━━━ FRAGMENTO ━━━
--Con un nombre como el tuyo --me ha dicho mi agente invisible --no se va a ninguna parte.
--¡Pues en la oficina del paro no le han puesto pegas!--le he contestado en un arrebato de orgullo ahidalgado. A lo que ella (mi agente literario) me ha respondido certeramente con un guiño, más de burla que de complicidad. Es lo malo de los agentes invisibles: que como son inventados, siempre tienen razón.
--Mira Zapatero, por ejemplo --me ha contado después, con un tonillo de superioridad.
--¿Quién se acuerda del Rodríguez? De momento, sólo los periodistas extranjeros, hasta que se enteren de que pueden ahorrarse el trabajo de intentar pronunciar tanta erre, y dejarlo sólo en ZP. Y la lista sería interminable. Felipe se pudo permitir el González porque es mucho Felipe, pero de ésos sale uno por siglo, acaso dos, y el otro, para más inri, tiene hasta tu nombre de pila. Hay que ser un pedazo de poeta para llamarse Ángel González y además hacer de ello un buen poema. De García, ¿qué te voy a contar? Como no venga avalado por el genio y un Lorca (o un Márquez) bien plantados, resulta un nombre imposible para quien quiera llegar a medianamente reconocido. Fíjate en el granadino, y encuéntrame alguien que hable de él como Federico García. De Benito Pérez mejor será no hablar, porque no se iba a enterar nadie.
━━━
* [EJERCICIOS]
**A)** Enumera los apellidos corrientes que la agente va comentando uno a uno en su lista dentro del fragmento sobre los apellidos.
**B)** Prosigue el fragmento sobre los apellidos a partir de su última oración.
━━━ SECCIÓN DE DATOS ━━━
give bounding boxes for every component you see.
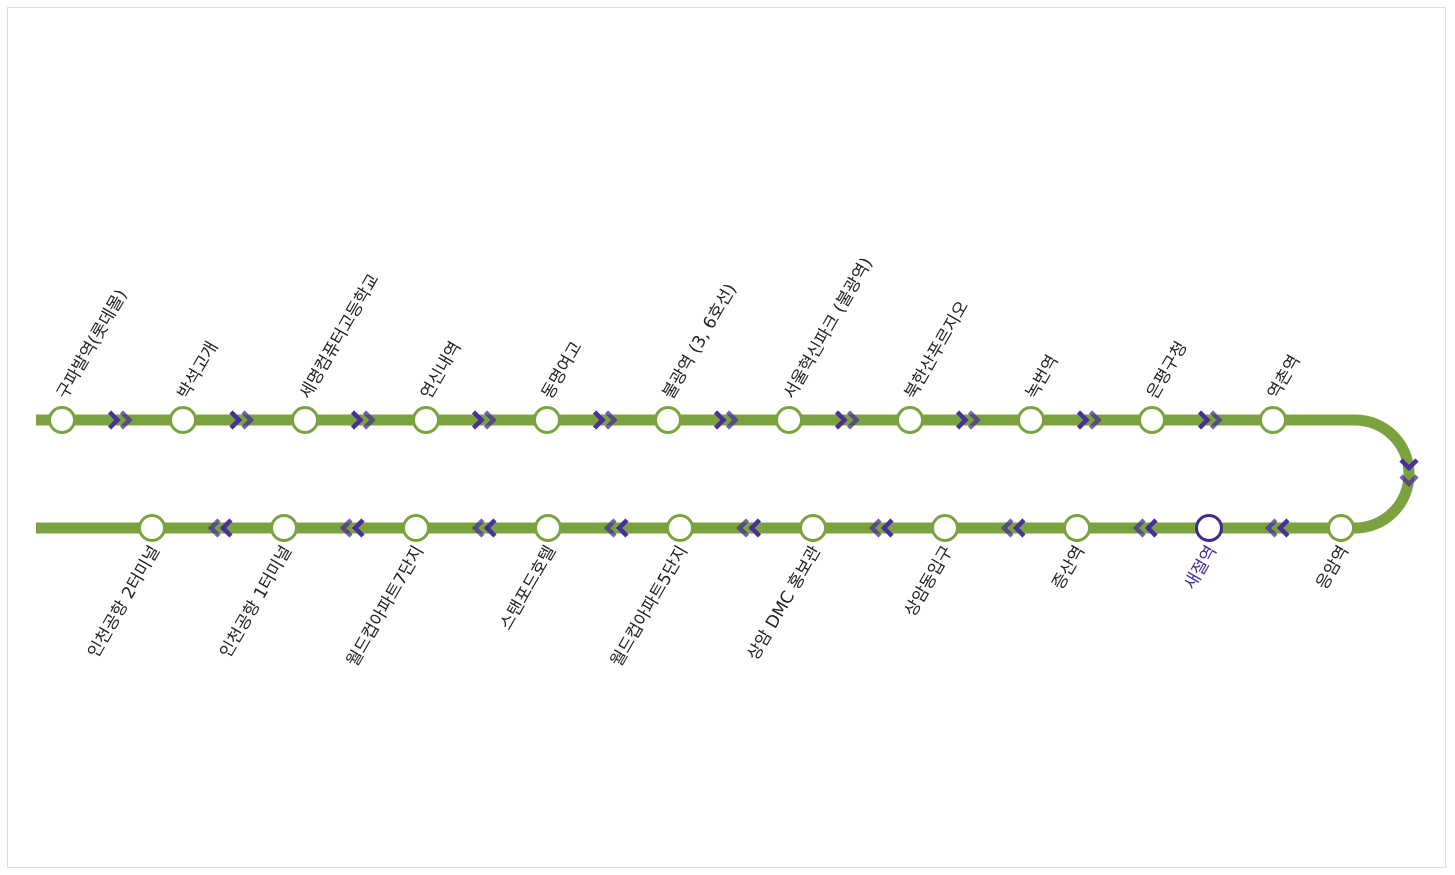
━━━
* [RESPUESTAS ESPERADAS]
**A)** Rodríguez, González, García y Pérez.

**B)**
La evidencia era apabullante, pero mi agente invisible ha seguido dale que te pego con varios ejemplos más de que no se puede ir por la vida llamándose, como un servidor, Ángel Miguel González García, y pretender escribir cosas y que un día salgan libros de uno en los escaparates de la Gran Vía. Así que he desenchufado a mi agente literario, y me he decidido a solucionar el tema, antes de que la fama me caiga encima, sin haber tenido tiempo de montármelo en plan seudónimo pegadizo. He probado con varios, jugueteando con antiguos motes de barrio, apellidos altisonantes, distantes y espléndidos, o nombres de guerra de aquellos que, a fuer de simples, evocan de todo un poco.
Ninguno me ha satisfecho en lo más mínimo. El problema es que no consigo sentirme identificado con ninguno, y no me gusta imaginarme firmando libros en el FNAC con el nombre de un señor que, francamente, nunca me hará volver la cabeza, por mucho que quiera meterme en el personaje. He probado después con los segundos apellidos de mis señores padre y madre, pero el resultado ha sido muy parecido al original. Y es que no se puede ser tan del montón, que hasta remontándome a los abuelos no encuentro más que péreces, ramíreces, garcías y otros tan pedestres, que no hay manera de elevar el caché genealógico, aunque sea sólo el de tipo fonético. Y es que hay apellidos que, a pesar de plebeyos, tienen un nosequé, que suena bonito, como Aznar o Zapatero (y cito a los dos, intencionadamente, para que se vea que me refiero a la sonoridad del nombre, no a las connotaciones que pueda suscitar al ser oído).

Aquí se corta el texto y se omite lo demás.